Supplied entries:
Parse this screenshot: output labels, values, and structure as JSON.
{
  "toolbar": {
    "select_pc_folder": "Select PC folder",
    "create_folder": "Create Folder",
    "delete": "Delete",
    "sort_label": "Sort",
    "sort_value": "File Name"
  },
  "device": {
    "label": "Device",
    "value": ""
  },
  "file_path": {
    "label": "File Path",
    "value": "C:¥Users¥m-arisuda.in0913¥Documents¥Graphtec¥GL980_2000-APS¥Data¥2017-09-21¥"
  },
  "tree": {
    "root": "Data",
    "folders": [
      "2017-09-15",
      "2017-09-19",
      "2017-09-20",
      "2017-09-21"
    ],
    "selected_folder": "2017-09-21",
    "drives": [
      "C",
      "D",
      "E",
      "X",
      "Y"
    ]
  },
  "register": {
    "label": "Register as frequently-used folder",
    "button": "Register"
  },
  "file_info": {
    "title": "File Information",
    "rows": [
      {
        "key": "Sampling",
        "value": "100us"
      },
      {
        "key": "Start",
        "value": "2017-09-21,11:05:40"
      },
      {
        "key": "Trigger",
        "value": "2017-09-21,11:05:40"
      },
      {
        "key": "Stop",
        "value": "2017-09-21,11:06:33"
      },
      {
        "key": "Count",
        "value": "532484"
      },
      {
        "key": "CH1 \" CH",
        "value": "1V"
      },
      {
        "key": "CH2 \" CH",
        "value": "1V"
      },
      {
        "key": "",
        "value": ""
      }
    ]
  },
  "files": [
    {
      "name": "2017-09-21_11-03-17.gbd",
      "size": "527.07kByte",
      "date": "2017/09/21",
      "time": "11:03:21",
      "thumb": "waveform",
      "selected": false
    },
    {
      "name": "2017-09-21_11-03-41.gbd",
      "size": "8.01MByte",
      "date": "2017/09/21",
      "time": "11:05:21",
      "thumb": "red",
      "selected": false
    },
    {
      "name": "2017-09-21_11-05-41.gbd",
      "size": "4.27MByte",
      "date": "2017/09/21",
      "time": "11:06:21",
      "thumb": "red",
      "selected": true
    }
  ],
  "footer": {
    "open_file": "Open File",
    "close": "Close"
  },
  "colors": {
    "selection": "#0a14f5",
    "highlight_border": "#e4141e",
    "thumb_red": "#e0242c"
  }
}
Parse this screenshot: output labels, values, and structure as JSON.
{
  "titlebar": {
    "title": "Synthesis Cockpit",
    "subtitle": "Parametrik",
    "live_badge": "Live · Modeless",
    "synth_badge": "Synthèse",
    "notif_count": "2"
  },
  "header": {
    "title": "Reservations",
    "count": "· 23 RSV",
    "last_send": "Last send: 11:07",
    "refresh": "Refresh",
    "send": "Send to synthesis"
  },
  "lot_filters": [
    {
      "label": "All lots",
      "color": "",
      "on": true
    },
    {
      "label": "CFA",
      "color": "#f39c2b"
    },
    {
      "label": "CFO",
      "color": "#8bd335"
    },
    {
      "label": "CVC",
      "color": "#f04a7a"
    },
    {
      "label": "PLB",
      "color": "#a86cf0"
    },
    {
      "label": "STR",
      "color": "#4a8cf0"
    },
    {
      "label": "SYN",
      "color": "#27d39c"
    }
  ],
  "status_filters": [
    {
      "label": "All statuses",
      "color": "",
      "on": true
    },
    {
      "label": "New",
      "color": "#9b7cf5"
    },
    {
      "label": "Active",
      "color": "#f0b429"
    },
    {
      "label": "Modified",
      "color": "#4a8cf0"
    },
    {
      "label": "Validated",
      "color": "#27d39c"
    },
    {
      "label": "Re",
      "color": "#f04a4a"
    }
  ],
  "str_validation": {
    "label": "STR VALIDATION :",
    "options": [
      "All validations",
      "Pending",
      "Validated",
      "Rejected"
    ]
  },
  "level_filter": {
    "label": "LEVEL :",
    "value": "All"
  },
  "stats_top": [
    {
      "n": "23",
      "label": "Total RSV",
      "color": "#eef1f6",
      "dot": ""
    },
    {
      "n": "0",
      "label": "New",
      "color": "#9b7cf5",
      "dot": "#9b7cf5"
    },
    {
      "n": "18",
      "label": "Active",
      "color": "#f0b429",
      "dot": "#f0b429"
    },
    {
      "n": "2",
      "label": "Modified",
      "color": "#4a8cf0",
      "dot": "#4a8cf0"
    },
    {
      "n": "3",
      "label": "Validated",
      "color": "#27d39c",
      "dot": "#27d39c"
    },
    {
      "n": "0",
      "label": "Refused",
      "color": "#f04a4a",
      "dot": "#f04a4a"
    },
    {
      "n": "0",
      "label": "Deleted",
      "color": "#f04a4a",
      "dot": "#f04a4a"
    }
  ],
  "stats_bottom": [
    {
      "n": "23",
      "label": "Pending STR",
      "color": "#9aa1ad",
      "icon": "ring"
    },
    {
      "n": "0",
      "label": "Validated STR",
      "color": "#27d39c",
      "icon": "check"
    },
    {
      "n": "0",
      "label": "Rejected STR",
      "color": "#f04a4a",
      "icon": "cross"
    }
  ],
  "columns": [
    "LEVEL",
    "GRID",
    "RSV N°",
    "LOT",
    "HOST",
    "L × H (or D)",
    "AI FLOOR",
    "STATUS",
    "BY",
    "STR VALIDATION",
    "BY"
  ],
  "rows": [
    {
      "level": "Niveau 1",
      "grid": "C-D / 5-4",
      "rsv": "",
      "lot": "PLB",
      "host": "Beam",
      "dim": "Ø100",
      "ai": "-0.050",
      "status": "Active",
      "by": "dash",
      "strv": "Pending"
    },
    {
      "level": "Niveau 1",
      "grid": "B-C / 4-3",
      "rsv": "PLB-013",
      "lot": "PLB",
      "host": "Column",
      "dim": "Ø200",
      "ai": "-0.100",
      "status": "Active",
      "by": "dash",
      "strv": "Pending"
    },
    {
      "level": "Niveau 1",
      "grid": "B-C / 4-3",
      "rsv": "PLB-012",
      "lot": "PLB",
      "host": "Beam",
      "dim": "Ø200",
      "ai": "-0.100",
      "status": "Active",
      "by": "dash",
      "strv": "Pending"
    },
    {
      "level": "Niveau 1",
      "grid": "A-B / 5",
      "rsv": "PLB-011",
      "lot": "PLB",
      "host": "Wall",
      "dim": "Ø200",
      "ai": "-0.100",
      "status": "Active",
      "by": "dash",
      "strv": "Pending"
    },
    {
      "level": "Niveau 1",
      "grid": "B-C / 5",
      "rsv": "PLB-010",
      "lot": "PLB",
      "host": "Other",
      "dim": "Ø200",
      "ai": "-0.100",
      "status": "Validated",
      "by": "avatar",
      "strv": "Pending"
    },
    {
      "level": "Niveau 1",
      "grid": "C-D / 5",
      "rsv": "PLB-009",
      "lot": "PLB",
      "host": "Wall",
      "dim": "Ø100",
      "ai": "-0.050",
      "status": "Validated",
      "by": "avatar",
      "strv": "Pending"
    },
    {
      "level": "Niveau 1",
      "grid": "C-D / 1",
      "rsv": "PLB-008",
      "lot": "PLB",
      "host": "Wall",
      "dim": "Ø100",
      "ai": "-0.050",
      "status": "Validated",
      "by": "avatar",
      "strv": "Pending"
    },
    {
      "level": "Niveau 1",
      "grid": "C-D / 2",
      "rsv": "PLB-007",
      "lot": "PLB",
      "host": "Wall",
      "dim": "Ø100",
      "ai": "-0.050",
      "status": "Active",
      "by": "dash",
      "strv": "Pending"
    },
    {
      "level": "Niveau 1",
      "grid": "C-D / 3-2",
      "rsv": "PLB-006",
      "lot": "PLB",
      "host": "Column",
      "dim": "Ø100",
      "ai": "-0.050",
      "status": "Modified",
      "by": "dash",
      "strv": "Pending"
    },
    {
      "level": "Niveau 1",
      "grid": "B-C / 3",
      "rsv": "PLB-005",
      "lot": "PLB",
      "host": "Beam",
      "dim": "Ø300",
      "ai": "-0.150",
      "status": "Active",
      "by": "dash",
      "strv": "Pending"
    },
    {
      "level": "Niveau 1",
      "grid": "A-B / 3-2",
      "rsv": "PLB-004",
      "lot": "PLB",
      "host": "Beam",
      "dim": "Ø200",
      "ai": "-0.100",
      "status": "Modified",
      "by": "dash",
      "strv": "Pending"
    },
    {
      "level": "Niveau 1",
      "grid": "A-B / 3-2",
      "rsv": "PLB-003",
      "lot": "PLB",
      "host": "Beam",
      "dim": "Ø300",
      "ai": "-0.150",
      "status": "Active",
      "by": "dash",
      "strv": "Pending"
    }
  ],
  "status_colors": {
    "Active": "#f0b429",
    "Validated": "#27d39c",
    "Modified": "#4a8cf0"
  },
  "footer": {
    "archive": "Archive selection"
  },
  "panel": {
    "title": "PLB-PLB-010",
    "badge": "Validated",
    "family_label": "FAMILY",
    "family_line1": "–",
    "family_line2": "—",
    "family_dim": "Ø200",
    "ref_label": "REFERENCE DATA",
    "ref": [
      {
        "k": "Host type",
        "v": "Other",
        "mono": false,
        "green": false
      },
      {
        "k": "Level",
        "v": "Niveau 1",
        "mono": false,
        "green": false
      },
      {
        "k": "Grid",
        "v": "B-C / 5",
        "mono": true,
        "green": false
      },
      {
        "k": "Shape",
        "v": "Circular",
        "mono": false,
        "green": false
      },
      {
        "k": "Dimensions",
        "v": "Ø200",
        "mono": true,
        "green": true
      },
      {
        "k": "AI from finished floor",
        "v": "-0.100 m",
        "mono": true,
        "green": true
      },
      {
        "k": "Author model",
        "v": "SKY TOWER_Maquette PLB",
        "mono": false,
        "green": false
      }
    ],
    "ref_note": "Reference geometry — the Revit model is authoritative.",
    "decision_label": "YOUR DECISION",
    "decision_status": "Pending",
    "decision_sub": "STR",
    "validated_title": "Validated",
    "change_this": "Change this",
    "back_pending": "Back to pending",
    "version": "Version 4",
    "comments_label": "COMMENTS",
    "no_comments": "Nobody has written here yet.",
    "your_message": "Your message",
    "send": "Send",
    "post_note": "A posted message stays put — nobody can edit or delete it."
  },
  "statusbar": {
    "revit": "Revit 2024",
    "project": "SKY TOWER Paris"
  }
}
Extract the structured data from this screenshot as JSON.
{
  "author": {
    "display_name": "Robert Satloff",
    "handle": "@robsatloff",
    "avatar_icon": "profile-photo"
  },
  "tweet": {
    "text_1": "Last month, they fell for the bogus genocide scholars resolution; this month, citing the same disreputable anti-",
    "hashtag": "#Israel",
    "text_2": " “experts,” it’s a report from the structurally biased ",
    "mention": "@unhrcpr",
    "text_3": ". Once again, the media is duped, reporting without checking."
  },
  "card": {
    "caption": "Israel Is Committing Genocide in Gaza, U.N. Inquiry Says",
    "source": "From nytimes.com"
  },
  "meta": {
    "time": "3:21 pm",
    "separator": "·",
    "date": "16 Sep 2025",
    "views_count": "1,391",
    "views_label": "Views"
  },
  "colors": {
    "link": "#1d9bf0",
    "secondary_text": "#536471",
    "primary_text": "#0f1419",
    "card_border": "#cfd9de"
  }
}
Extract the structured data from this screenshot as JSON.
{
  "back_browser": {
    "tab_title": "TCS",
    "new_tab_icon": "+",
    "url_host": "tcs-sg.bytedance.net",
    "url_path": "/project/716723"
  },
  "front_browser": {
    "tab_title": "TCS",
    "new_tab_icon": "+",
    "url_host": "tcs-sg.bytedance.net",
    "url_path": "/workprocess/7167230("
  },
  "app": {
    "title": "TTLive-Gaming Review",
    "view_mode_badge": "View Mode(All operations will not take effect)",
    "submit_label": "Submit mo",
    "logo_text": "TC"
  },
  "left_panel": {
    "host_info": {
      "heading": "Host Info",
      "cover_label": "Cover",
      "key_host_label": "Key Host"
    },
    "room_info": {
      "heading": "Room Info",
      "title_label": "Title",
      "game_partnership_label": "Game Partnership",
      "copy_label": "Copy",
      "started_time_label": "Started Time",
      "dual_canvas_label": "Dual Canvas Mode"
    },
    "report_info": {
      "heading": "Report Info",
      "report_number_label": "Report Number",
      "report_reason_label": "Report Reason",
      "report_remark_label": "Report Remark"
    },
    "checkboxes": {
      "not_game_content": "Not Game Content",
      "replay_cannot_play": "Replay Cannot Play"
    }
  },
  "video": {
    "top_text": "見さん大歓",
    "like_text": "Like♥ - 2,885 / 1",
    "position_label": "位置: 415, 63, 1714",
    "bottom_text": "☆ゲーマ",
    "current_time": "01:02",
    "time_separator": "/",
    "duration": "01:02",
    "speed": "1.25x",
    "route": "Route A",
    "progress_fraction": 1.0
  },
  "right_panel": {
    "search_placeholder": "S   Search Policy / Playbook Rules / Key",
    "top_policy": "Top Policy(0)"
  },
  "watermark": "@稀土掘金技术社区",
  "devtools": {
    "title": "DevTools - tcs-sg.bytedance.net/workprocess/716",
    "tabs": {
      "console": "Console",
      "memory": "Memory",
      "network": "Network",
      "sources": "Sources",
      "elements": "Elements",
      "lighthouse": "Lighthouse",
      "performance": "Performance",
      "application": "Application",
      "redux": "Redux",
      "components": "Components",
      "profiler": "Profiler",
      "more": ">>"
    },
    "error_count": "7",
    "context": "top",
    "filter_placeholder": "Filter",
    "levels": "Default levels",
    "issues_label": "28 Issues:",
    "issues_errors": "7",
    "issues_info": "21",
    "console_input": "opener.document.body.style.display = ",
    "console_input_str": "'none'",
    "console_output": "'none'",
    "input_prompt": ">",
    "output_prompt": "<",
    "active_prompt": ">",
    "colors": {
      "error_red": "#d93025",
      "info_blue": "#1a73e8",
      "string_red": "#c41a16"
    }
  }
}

Aim of the task: Sift the material for lines with the string "workprocess". Copy each one found.

Completed task:
    "url_path": "/workprocess/7167230("
    "title": "DevTools - tcs-sg.bytedance.net/workprocess/716",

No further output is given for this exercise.